**GIVEN DATA:**
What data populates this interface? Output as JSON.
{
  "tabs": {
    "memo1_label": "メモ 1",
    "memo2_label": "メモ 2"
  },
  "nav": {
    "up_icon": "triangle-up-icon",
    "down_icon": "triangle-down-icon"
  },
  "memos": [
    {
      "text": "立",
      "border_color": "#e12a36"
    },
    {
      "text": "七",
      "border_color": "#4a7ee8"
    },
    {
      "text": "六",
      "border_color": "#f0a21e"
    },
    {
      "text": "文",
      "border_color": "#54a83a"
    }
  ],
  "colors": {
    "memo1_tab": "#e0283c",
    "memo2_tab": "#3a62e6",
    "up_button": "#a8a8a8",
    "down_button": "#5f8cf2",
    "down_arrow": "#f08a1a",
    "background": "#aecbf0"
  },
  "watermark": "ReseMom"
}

**WRITTEN REQUEST:**
Using the entries above, please restate each one word for word.

**WRITTEN SOLUTION:**
What data populates this interface? Output as JSON.
{
  "tabs": {
    "memo1_label": "メモ 1",
    "memo2_label": "メモ 2"
  },
  "nav": {
    "up_icon": "triangle-up-icon",
    "down_icon": "triangle-down-icon"
  },
  "memos": [
    {
      "text": "立",
      "border_color": "#e12a36"
    },
    {
      "text": "七",
      "border_color": "#4a7ee8"
    },
    {
      "text": "六",
      "border_color": "#f0a21e"
    },
    {
      "text": "文",
      "border_color": "#54a83a"
    }
  ],
  "colors": {
    "memo1_tab": "#e0283c",
    "memo2_tab": "#3a62e6",
    "up_button": "#a8a8a8",
    "down_button": "#5f8cf2",
    "down_arrow": "#f08a1a",
    "background": "#aecbf0"
  },
  "watermark": "ReseMom"
}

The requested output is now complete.